■ **Work required**: Reproduce exactly the lines from the one containing "Output the underlying" through the end of the entries, including both. Drop the pictures.

=== Material for this exercise ===

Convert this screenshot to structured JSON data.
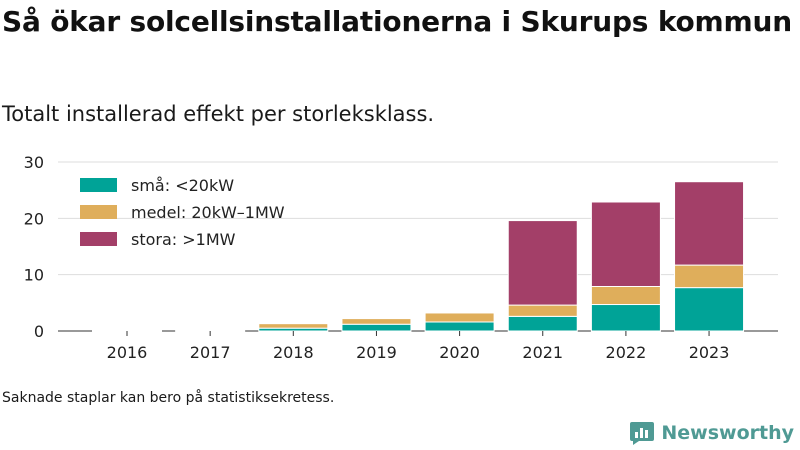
{
  "header": {
    "title": "Så ökar solcellsinstallationerna i Skurups kommun",
    "subtitle": "Totalt installerad effekt per storleksklass."
  },
  "footer": {
    "note": "Saknade staplar kan bero på statistiksekretess.",
    "brand": "Newsworthy"
  },
  "chart_data": {
    "type": "bar",
    "stacked": true,
    "title": "Så ökar solcellsinstallationerna i Skurups kommun",
    "subtitle": "Totalt installerad effekt per storleksklass.",
    "xlabel": "",
    "ylabel": "",
    "ylim": [
      0,
      30
    ],
    "yticks": [
      0,
      10,
      20,
      30
    ],
    "grid": true,
    "legend_position": "top-left",
    "categories": [
      "2016",
      "2017",
      "2018",
      "2019",
      "2020",
      "2021",
      "2022",
      "2023"
    ],
    "series": [
      {
        "name": "små: <20kW",
        "color": "#00a397",
        "values": [
          0.05,
          0.1,
          0.5,
          1.2,
          1.6,
          2.6,
          4.7,
          7.7
        ]
      },
      {
        "name": "medel: 20kW–1MW",
        "color": "#dfae5b",
        "values": [
          0,
          0,
          0.8,
          1.0,
          1.6,
          2.0,
          3.2,
          4.0
        ]
      },
      {
        "name": "stora: >1MW",
        "color": "#a33f68",
        "values": [
          0,
          0,
          0,
          0,
          0,
          15.0,
          15.0,
          14.8
        ]
      }
    ]
  }
}
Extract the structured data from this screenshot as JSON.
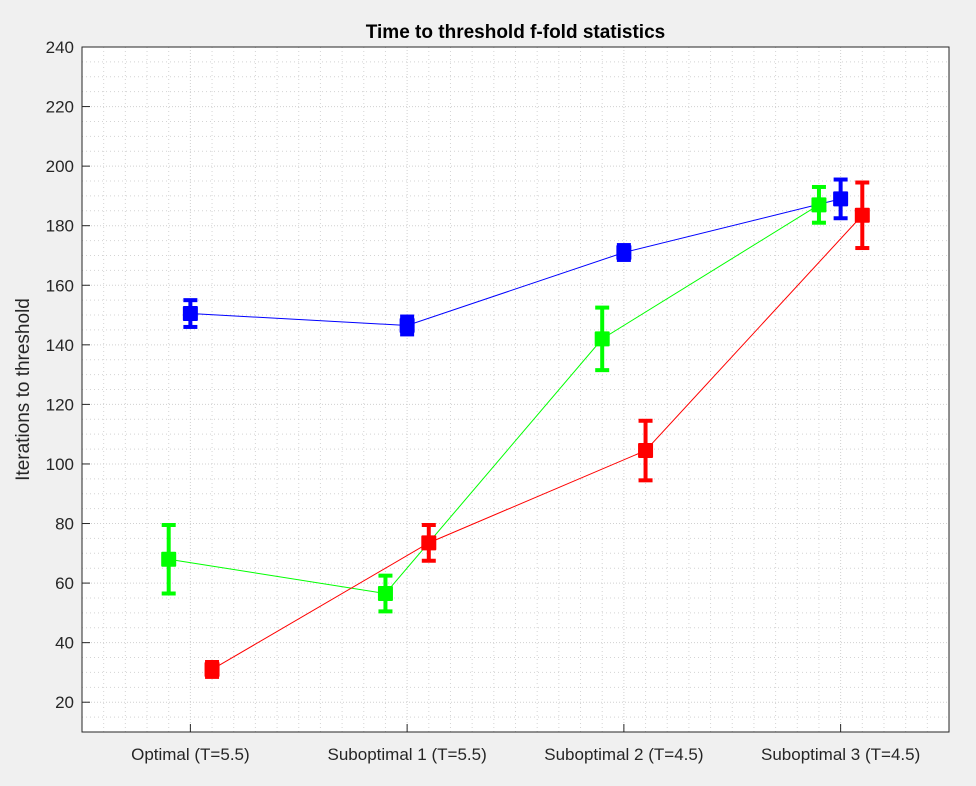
{
  "chart_data": {
    "type": "line",
    "title": "Time to threshold f-fold statistics",
    "xlabel": "",
    "ylabel": "Iterations to threshold",
    "categories": [
      "Optimal (T=5.5)",
      "Suboptimal 1 (T=5.5)",
      "Suboptimal 2 (T=4.5)",
      "Suboptimal 3 (T=4.5)"
    ],
    "ylim": [
      10,
      240
    ],
    "yticks": [
      20,
      40,
      60,
      80,
      100,
      120,
      140,
      160,
      180,
      200,
      220,
      240
    ],
    "grid": "on, with minor dotted grid",
    "error_bars": true,
    "marker": "square",
    "series": [
      {
        "color": "#0000ff",
        "offset": 0,
        "values": [
          150.5,
          146.5,
          171,
          189
        ],
        "errors": [
          4.5,
          3,
          2.5,
          6.5
        ]
      },
      {
        "color": "#00ff00",
        "offset": -0.1,
        "values": [
          68,
          56.5,
          142,
          187
        ],
        "errors": [
          11.5,
          6,
          10.5,
          6
        ]
      },
      {
        "color": "#ff0000",
        "offset": 0.1,
        "values": [
          31,
          73.5,
          104.5,
          183.5
        ],
        "errors": [
          2.5,
          6,
          10,
          11
        ]
      }
    ]
  }
}
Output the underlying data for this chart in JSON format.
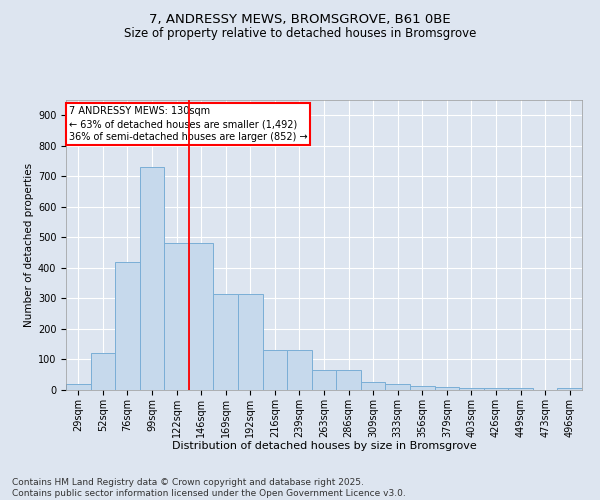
{
  "title1": "7, ANDRESSY MEWS, BROMSGROVE, B61 0BE",
  "title2": "Size of property relative to detached houses in Bromsgrove",
  "xlabel": "Distribution of detached houses by size in Bromsgrove",
  "ylabel": "Number of detached properties",
  "categories": [
    "29sqm",
    "52sqm",
    "76sqm",
    "99sqm",
    "122sqm",
    "146sqm",
    "169sqm",
    "192sqm",
    "216sqm",
    "239sqm",
    "263sqm",
    "286sqm",
    "309sqm",
    "333sqm",
    "356sqm",
    "379sqm",
    "403sqm",
    "426sqm",
    "449sqm",
    "473sqm",
    "496sqm"
  ],
  "values": [
    20,
    120,
    420,
    730,
    480,
    480,
    315,
    315,
    130,
    130,
    65,
    65,
    25,
    20,
    12,
    10,
    5,
    5,
    5,
    0,
    5
  ],
  "bar_color": "#c6d9ec",
  "bar_edge_color": "#7aaed6",
  "vline_x": 4.5,
  "vline_color": "red",
  "annotation_text": "7 ANDRESSY MEWS: 130sqm\n← 63% of detached houses are smaller (1,492)\n36% of semi-detached houses are larger (852) →",
  "annotation_box_color": "white",
  "annotation_box_edge": "red",
  "ylim": [
    0,
    950
  ],
  "yticks": [
    0,
    100,
    200,
    300,
    400,
    500,
    600,
    700,
    800,
    900
  ],
  "background_color": "#dde5f0",
  "plot_bg_color": "#dde5f0",
  "footer": "Contains HM Land Registry data © Crown copyright and database right 2025.\nContains public sector information licensed under the Open Government Licence v3.0.",
  "title1_fontsize": 9.5,
  "title2_fontsize": 8.5,
  "xlabel_fontsize": 8,
  "ylabel_fontsize": 7.5,
  "tick_fontsize": 7,
  "annotation_fontsize": 7,
  "footer_fontsize": 6.5
}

===

■ **Result of this exercise**:
Output the underlying data for this chart in JSON format.
{
  "title1": "7, ANDRESSY MEWS, BROMSGROVE, B61 0BE",
  "title2": "Size of property relative to detached houses in Bromsgrove",
  "xlabel": "Distribution of detached houses by size in Bromsgrove",
  "ylabel": "Number of detached properties",
  "categories": [
    "29sqm",
    "52sqm",
    "76sqm",
    "99sqm",
    "122sqm",
    "146sqm",
    "169sqm",
    "192sqm",
    "216sqm",
    "239sqm",
    "263sqm",
    "286sqm",
    "309sqm",
    "333sqm",
    "356sqm",
    "379sqm",
    "403sqm",
    "426sqm",
    "449sqm",
    "473sqm",
    "496sqm"
  ],
  "values": [
    20,
    120,
    420,
    730,
    480,
    480,
    315,
    315,
    130,
    130,
    65,
    65,
    25,
    20,
    12,
    10,
    5,
    5,
    5,
    0,
    5
  ],
  "bar_color": "#c6d9ec",
  "bar_edge_color": "#7aaed6",
  "vline_x": 4.5,
  "vline_color": "red",
  "annotation_text": "7 ANDRESSY MEWS: 130sqm\n← 63% of detached houses are smaller (1,492)\n36% of semi-detached houses are larger (852) →",
  "annotation_box_color": "white",
  "annotation_box_edge": "red",
  "ylim": [
    0,
    950
  ],
  "yticks": [
    0,
    100,
    200,
    300,
    400,
    500,
    600,
    700,
    800,
    900
  ],
  "background_color": "#dde5f0",
  "plot_bg_color": "#dde5f0",
  "footer": "Contains HM Land Registry data © Crown copyright and database right 2025.\nContains public sector information licensed under the Open Government Licence v3.0.",
  "title1_fontsize": 9.5,
  "title2_fontsize": 8.5,
  "xlabel_fontsize": 8,
  "ylabel_fontsize": 7.5,
  "tick_fontsize": 7,
  "annotation_fontsize": 7,
  "footer_fontsize": 6.5
}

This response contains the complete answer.